[Set task]
Copy out every record below with complete accuracy.

-- start --

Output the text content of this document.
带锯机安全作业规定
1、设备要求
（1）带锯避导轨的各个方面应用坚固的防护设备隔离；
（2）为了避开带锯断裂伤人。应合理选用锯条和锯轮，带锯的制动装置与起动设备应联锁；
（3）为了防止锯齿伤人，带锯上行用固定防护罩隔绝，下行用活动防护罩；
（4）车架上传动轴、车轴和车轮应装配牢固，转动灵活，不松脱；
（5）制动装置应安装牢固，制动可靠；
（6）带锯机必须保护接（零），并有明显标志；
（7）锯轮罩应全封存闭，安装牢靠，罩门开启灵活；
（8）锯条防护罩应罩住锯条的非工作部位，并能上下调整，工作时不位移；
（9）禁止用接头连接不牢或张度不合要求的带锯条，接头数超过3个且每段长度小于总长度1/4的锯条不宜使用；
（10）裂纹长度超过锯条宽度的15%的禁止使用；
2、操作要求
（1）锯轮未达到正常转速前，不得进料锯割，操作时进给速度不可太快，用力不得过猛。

-- end --

[Exercise output]
Output the text content of this document.
带锯机安全作业规定
1、设备要求
（1）带锯避导轨的各个方面应用坚固的防护设备隔离；
（2）为了避开带锯断裂伤人。应合理选用锯条和锯轮，带锯的制动装置与起动设备应联锁；
（3）为了防止锯齿伤人，带锯上行用固定防护罩隔绝，下行用活动防护罩；
（4）车架上传动轴、车轴和车轮应装配牢固，转动灵活，不松脱；
（5）制动装置应安装牢固，制动可靠；
（6）带锯机必须保护接（零），并有明显标志；
（7）锯轮罩应全封存闭，安装牢靠，罩门开启灵活；
（8）锯条防护罩应罩住锯条的非工作部位，并能上下调整，工作时不位移；
（9）禁止用接头连接不牢或张度不合要求的带锯条，接头数超过3个且每段长度小于总长度1/4的锯条不宜使用；
（10）裂纹长度超过锯条宽度的15%的禁止使用；
2、操作要求
（1）锯轮未达到正常转速前，不得进料锯割，操作时进给速度不可太快，用力不得过猛。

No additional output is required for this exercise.